— WHAT YOU ARE ASKED TO DO —
Copy word for word every line in the entries below, starting at the line containing "Text: O: O xyxy=(243,123,252,136)" and continuing down through the line containing "Text: CH₃: CH₃ xyxy=(433,130,454,140)", with both of those lines included.

Data listing
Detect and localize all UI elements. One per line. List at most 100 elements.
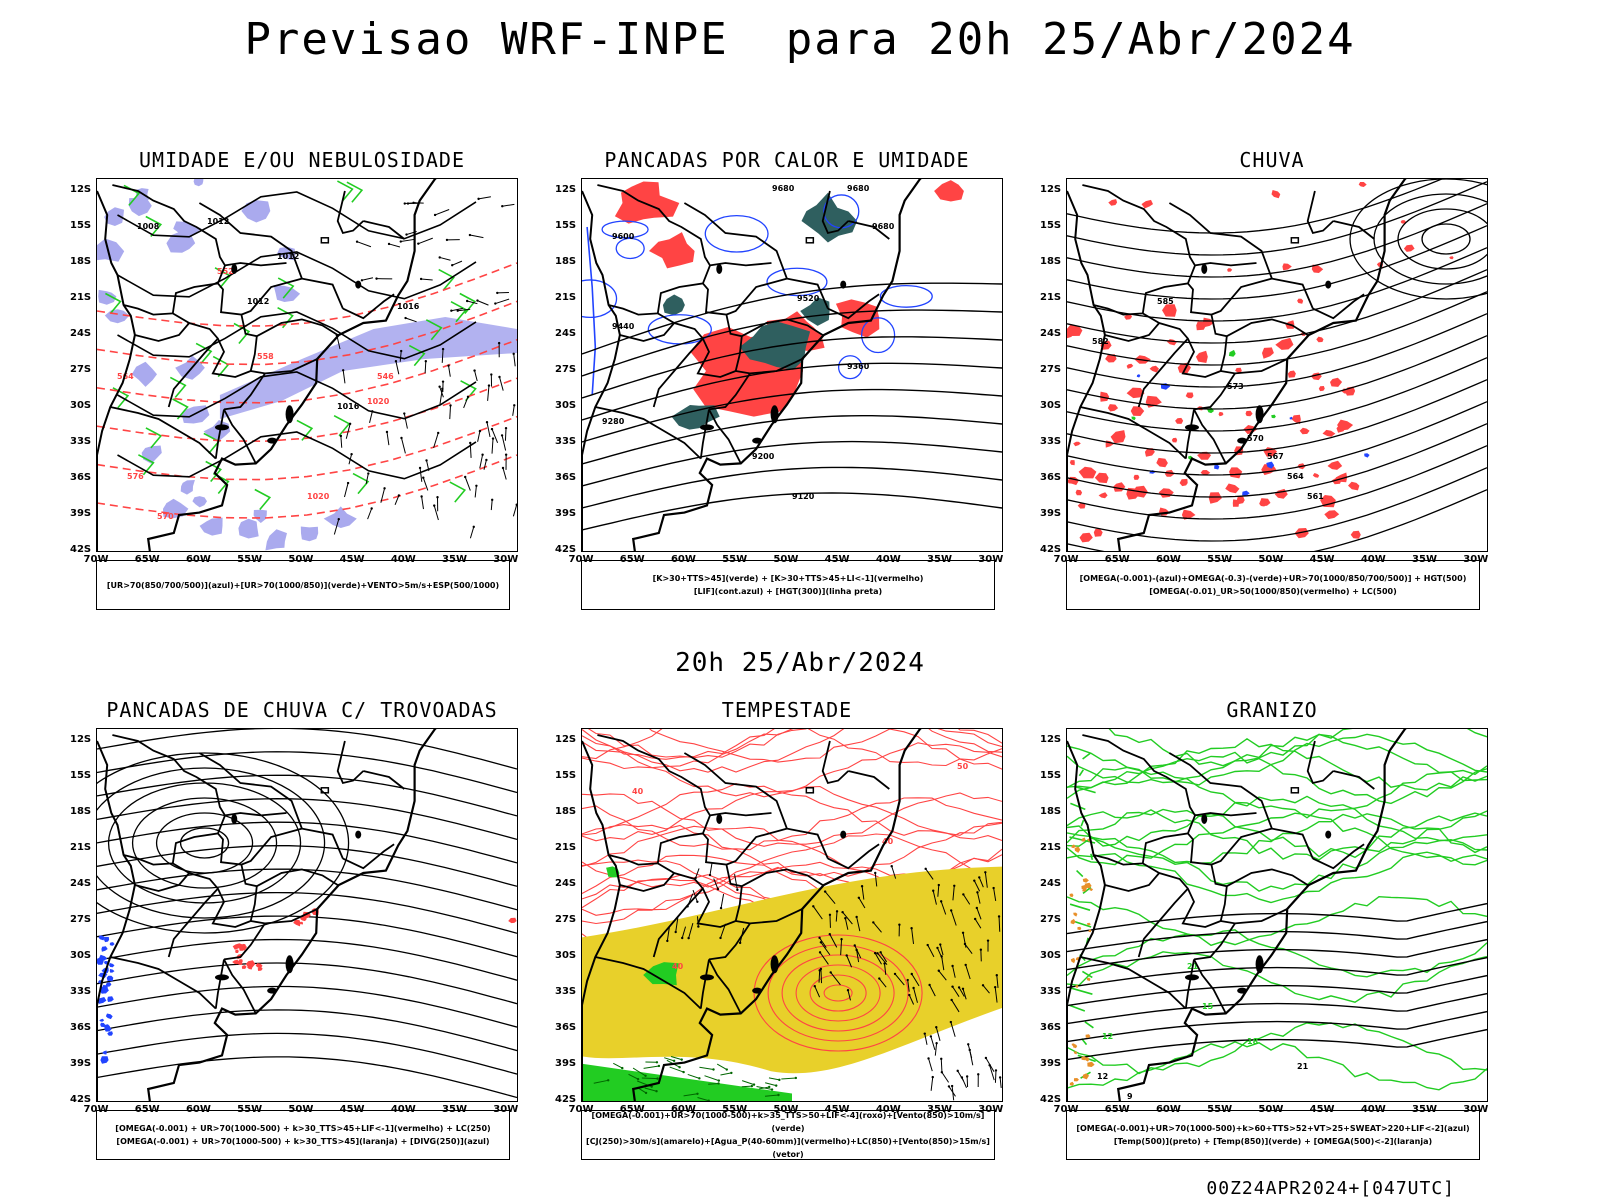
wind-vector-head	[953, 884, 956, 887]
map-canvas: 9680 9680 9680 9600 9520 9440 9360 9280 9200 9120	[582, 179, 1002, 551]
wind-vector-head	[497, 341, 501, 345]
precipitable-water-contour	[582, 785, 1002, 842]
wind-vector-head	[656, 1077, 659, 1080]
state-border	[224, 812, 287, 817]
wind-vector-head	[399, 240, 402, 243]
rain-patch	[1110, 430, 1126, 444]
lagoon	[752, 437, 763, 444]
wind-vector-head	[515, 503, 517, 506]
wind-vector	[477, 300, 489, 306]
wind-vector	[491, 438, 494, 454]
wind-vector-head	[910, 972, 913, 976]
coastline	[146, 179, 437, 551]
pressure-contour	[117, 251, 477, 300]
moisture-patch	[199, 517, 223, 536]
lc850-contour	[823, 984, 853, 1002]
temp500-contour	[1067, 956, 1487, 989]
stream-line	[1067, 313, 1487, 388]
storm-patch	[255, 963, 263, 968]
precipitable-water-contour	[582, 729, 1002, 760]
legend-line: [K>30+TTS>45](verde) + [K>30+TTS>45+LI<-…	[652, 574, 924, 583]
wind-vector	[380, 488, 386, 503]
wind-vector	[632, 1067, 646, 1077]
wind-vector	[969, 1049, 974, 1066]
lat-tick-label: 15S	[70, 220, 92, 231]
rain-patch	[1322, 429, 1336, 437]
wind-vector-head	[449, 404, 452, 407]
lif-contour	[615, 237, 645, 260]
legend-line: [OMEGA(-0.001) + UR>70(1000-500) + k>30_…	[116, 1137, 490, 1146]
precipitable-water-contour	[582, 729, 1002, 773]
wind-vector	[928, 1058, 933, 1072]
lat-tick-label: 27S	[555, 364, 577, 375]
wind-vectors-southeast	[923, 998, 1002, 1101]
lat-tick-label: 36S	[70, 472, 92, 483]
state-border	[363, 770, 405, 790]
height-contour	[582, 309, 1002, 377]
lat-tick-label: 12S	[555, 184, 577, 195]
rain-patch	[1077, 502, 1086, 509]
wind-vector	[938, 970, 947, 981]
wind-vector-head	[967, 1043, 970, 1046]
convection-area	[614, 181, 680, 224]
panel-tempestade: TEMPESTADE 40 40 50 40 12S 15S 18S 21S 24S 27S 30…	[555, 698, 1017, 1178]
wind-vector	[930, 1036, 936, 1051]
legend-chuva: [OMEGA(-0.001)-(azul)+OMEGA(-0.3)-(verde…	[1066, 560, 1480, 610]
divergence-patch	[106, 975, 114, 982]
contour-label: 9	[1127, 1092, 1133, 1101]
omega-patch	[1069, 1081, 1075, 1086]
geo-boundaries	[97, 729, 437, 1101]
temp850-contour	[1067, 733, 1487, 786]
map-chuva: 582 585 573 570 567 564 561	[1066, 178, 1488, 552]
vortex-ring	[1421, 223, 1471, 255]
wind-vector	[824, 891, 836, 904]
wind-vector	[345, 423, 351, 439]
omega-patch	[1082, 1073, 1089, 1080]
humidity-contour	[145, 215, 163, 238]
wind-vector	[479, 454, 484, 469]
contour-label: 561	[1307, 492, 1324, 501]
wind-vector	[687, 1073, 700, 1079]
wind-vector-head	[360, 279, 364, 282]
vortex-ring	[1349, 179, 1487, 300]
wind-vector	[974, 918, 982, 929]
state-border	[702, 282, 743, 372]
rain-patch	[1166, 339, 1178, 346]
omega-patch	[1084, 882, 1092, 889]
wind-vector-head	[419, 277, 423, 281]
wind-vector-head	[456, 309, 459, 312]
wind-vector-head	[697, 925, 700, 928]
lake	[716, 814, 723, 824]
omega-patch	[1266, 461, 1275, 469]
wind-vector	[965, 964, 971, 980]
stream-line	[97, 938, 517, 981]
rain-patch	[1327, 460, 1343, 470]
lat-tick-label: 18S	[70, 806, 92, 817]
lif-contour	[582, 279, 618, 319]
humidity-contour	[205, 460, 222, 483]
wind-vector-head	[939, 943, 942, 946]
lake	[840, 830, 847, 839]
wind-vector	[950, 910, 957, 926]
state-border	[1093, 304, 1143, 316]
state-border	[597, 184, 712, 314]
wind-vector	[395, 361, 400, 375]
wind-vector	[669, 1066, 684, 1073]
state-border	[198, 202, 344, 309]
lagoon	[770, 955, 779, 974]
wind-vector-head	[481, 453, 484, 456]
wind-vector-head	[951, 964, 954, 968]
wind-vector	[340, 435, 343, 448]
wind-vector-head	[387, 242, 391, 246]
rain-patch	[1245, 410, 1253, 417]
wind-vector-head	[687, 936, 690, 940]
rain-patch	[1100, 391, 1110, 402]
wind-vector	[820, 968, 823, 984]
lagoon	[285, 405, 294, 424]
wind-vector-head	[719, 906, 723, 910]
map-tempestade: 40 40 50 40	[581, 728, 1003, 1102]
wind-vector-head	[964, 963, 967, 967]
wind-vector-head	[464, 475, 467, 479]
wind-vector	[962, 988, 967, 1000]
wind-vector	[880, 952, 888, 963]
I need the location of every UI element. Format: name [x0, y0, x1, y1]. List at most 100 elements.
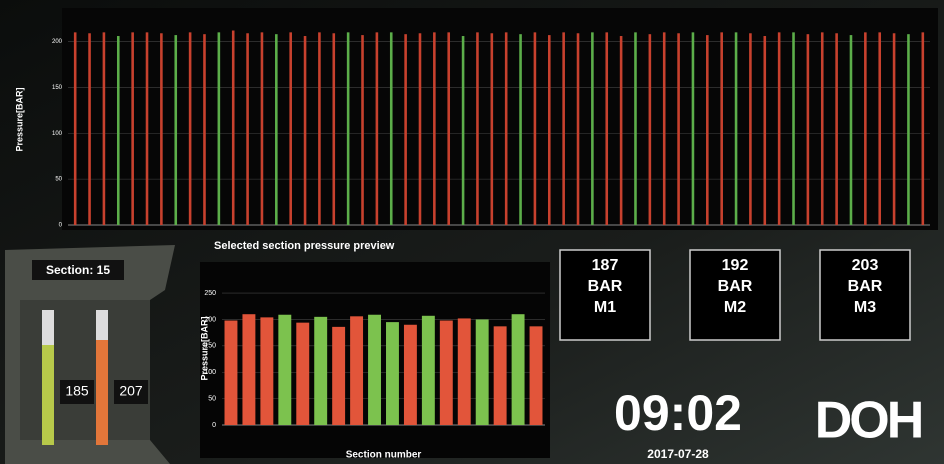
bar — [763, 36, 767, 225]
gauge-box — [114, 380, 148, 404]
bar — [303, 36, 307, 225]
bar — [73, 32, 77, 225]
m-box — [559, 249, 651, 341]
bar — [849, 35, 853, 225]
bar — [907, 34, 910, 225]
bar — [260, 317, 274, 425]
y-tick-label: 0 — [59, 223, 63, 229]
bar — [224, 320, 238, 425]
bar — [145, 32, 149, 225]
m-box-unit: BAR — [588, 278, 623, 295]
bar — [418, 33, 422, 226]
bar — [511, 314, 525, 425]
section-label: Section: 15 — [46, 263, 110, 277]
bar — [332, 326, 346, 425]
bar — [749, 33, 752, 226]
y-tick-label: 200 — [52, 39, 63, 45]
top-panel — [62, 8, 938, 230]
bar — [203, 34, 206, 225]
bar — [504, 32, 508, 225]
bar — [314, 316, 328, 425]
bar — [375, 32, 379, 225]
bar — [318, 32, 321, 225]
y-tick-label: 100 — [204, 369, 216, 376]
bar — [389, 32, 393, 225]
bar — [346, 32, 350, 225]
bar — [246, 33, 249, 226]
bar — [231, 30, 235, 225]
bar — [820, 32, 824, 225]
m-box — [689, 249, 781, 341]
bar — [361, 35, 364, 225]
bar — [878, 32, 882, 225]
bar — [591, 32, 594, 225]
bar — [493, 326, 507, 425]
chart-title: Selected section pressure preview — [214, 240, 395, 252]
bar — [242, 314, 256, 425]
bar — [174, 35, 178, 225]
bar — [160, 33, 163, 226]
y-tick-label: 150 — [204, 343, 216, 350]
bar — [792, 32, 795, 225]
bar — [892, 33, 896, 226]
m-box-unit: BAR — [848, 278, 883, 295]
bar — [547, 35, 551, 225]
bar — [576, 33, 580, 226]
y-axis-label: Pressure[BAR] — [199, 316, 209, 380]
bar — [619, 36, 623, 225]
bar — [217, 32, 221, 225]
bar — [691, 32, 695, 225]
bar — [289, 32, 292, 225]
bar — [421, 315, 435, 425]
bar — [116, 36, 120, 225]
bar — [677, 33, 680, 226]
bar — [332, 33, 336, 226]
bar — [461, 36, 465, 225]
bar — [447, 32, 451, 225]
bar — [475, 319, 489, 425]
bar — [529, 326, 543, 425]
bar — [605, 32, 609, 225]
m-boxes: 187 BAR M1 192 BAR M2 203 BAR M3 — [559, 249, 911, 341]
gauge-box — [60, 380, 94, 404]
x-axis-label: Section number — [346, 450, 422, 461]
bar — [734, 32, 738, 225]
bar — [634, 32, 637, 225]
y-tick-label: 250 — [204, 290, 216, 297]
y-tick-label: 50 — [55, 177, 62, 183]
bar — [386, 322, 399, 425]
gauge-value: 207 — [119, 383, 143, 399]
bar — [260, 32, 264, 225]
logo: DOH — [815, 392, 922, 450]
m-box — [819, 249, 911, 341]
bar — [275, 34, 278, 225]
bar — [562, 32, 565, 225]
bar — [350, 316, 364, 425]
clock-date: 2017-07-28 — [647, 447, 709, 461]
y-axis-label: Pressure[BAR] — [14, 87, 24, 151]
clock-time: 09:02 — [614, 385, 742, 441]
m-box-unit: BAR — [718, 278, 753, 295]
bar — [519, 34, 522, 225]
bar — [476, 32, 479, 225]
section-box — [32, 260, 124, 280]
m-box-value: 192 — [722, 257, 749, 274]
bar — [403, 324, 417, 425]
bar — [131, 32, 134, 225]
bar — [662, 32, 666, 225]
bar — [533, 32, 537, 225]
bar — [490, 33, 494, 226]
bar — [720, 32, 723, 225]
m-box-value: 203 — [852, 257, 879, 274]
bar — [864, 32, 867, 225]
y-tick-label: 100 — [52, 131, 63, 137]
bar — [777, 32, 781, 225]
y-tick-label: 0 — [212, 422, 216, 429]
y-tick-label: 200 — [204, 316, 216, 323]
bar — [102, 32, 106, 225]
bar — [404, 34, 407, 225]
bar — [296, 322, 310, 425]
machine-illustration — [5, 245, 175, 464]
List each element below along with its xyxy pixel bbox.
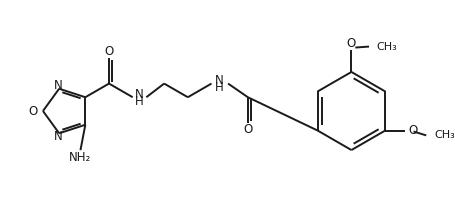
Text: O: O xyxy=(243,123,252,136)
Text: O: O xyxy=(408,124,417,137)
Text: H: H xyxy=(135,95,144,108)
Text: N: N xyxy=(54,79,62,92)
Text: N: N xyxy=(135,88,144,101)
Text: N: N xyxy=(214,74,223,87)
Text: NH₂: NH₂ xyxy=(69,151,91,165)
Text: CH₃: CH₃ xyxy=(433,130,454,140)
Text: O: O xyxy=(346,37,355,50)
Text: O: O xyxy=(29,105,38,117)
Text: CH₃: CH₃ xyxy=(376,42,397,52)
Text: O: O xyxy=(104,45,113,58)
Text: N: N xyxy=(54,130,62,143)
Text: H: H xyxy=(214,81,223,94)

— RESPONSE BELOW —
Text: O: O xyxy=(243,123,252,136)
Text: O: O xyxy=(408,124,417,137)
Text: H: H xyxy=(135,95,144,108)
Text: N: N xyxy=(54,79,62,92)
Text: N: N xyxy=(135,88,144,101)
Text: N: N xyxy=(214,74,223,87)
Text: NH₂: NH₂ xyxy=(69,151,91,165)
Text: CH₃: CH₃ xyxy=(433,130,454,140)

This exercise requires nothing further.